Extracted data entries
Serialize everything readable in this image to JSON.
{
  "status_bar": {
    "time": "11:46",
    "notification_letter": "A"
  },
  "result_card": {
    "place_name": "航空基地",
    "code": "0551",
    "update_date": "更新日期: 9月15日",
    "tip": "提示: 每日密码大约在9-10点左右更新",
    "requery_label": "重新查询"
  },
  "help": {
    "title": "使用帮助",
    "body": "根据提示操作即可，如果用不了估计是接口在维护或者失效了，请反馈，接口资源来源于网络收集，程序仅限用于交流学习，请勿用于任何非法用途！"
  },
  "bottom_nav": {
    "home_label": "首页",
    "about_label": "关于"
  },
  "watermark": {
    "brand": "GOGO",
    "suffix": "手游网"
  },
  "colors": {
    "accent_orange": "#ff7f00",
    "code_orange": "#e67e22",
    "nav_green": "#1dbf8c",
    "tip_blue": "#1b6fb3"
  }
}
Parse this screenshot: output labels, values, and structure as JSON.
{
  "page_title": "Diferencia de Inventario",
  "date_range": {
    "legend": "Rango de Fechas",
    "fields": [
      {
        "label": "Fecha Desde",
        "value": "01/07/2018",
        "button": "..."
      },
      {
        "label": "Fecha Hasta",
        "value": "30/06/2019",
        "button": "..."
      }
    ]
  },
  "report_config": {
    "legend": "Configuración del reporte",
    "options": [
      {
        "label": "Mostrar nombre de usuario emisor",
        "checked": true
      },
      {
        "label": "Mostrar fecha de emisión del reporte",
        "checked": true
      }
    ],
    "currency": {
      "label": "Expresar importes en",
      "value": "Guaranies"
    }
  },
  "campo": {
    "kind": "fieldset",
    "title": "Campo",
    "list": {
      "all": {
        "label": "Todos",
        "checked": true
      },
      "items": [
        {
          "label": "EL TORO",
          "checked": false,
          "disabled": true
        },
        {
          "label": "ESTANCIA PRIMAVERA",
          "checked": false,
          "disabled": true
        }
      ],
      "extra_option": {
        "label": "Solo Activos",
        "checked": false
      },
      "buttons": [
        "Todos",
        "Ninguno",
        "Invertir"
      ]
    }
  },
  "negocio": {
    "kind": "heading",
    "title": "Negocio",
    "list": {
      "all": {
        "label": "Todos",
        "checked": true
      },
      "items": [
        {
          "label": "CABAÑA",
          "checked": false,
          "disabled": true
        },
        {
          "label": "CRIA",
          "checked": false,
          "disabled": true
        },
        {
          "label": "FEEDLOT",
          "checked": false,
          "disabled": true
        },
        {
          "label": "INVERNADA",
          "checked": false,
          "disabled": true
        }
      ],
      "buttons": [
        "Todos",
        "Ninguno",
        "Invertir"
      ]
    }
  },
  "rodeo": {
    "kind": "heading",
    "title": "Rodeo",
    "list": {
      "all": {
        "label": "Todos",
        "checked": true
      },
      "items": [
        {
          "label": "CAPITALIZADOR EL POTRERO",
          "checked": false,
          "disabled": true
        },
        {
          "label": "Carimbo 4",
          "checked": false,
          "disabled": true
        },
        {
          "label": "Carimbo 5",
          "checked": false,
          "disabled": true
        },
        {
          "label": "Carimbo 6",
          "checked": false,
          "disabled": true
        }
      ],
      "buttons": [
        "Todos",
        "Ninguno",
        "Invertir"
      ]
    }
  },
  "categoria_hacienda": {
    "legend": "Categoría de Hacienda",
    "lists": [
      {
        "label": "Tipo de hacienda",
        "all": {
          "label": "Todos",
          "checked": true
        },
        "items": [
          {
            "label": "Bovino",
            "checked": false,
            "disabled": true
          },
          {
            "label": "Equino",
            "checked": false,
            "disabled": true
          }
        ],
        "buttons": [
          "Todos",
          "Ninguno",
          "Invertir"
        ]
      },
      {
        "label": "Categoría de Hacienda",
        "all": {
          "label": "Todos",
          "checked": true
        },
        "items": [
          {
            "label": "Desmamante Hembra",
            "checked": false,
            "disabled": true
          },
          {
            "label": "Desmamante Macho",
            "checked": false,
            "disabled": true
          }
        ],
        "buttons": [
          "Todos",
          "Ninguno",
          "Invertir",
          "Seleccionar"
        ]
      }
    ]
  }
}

CHALLENGE
From the listing above, pick out each line where the word "Carimbo" appears.

TASK RESULT
          "label": "Carimbo 4",
          "label": "Carimbo 5",
          "label": "Carimbo 6",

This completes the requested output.